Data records
┏━━

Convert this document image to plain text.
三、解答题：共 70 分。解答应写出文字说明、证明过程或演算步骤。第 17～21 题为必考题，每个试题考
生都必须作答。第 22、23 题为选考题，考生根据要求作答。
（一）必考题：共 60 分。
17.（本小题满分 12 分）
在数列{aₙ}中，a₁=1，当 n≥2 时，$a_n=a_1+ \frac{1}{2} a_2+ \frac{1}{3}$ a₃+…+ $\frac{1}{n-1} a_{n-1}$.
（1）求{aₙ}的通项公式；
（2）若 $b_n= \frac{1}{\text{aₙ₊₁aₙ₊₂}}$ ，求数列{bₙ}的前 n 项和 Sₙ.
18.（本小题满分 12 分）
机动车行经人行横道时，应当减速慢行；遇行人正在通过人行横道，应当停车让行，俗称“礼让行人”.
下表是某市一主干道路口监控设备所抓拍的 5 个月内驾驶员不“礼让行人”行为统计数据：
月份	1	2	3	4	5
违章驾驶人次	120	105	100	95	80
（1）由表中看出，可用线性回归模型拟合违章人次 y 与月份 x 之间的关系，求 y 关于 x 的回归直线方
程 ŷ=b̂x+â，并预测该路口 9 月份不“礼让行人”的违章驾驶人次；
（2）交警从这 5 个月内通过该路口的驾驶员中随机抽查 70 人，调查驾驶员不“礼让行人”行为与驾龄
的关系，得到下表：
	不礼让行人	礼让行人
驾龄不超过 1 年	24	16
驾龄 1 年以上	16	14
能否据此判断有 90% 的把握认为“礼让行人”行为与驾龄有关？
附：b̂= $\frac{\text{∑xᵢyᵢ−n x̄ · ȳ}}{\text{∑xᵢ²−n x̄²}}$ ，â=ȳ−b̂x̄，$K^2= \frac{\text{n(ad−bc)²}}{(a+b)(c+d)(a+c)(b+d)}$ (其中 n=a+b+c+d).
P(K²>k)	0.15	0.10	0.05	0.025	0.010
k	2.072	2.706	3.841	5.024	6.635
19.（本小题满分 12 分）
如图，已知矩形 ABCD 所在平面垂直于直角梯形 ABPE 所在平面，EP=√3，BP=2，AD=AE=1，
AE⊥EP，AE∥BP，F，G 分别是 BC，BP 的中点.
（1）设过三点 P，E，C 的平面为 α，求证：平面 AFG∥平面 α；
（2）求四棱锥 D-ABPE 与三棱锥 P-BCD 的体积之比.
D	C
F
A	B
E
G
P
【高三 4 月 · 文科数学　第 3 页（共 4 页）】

┗━━

= Exercise objective =
Retype each record exactly, leaving nothing out.

= Full solution =
Convert this document image to plain text.
三、解答题：共 70 分。解答应写出文字说明、证明过程或演算步骤。第 17～21 题为必考题，每个试题考
生都必须作答。第 22、23 题为选考题，考生根据要求作答。
（一）必考题：共 60 分。
17.（本小题满分 12 分）
在数列{aₙ}中，a₁=1，当 n≥2 时，$a_n=a_1+ \frac{1}{2} a_2+ \frac{1}{3}$ a₃+…+ $\frac{1}{n-1} a_{n-1}$.
（1）求{aₙ}的通项公式；
（2）若 $b_n= \frac{1}{\text{aₙ₊₁aₙ₊₂}}$ ，求数列{bₙ}的前 n 项和 Sₙ.
18.（本小题满分 12 分）
机动车行经人行横道时，应当减速慢行；遇行人正在通过人行横道，应当停车让行，俗称“礼让行人”.
下表是某市一主干道路口监控设备所抓拍的 5 个月内驾驶员不“礼让行人”行为统计数据：
月份	1	2	3	4	5
违章驾驶人次	120	105	100	95	80
（1）由表中看出，可用线性回归模型拟合违章人次 y 与月份 x 之间的关系，求 y 关于 x 的回归直线方
程 ŷ=b̂x+â，并预测该路口 9 月份不“礼让行人”的违章驾驶人次；
（2）交警从这 5 个月内通过该路口的驾驶员中随机抽查 70 人，调查驾驶员不“礼让行人”行为与驾龄
的关系，得到下表：
	不礼让行人	礼让行人
驾龄不超过 1 年	24	16
驾龄 1 年以上	16	14
能否据此判断有 90% 的把握认为“礼让行人”行为与驾龄有关？
附：b̂= $\frac{\text{∑xᵢyᵢ−n x̄ · ȳ}}{\text{∑xᵢ²−n x̄²}}$ ，â=ȳ−b̂x̄，$K^2= \frac{\text{n(ad−bc)²}}{(a+b)(c+d)(a+c)(b+d)}$ (其中 n=a+b+c+d).
P(K²>k)	0.15	0.10	0.05	0.025	0.010
k	2.072	2.706	3.841	5.024	6.635
19.（本小题满分 12 分）
如图，已知矩形 ABCD 所在平面垂直于直角梯形 ABPE 所在平面，EP=√3，BP=2，AD=AE=1，
AE⊥EP，AE∥BP，F，G 分别是 BC，BP 的中点.
（1）设过三点 P，E，C 的平面为 α，求证：平面 AFG∥平面 α；
（2）求四棱锥 D-ABPE 与三棱锥 P-BCD 的体积之比.
D	C
F
A	B
E
G
P
【高三 4 月 · 文科数学　第 3 页（共 4 页）】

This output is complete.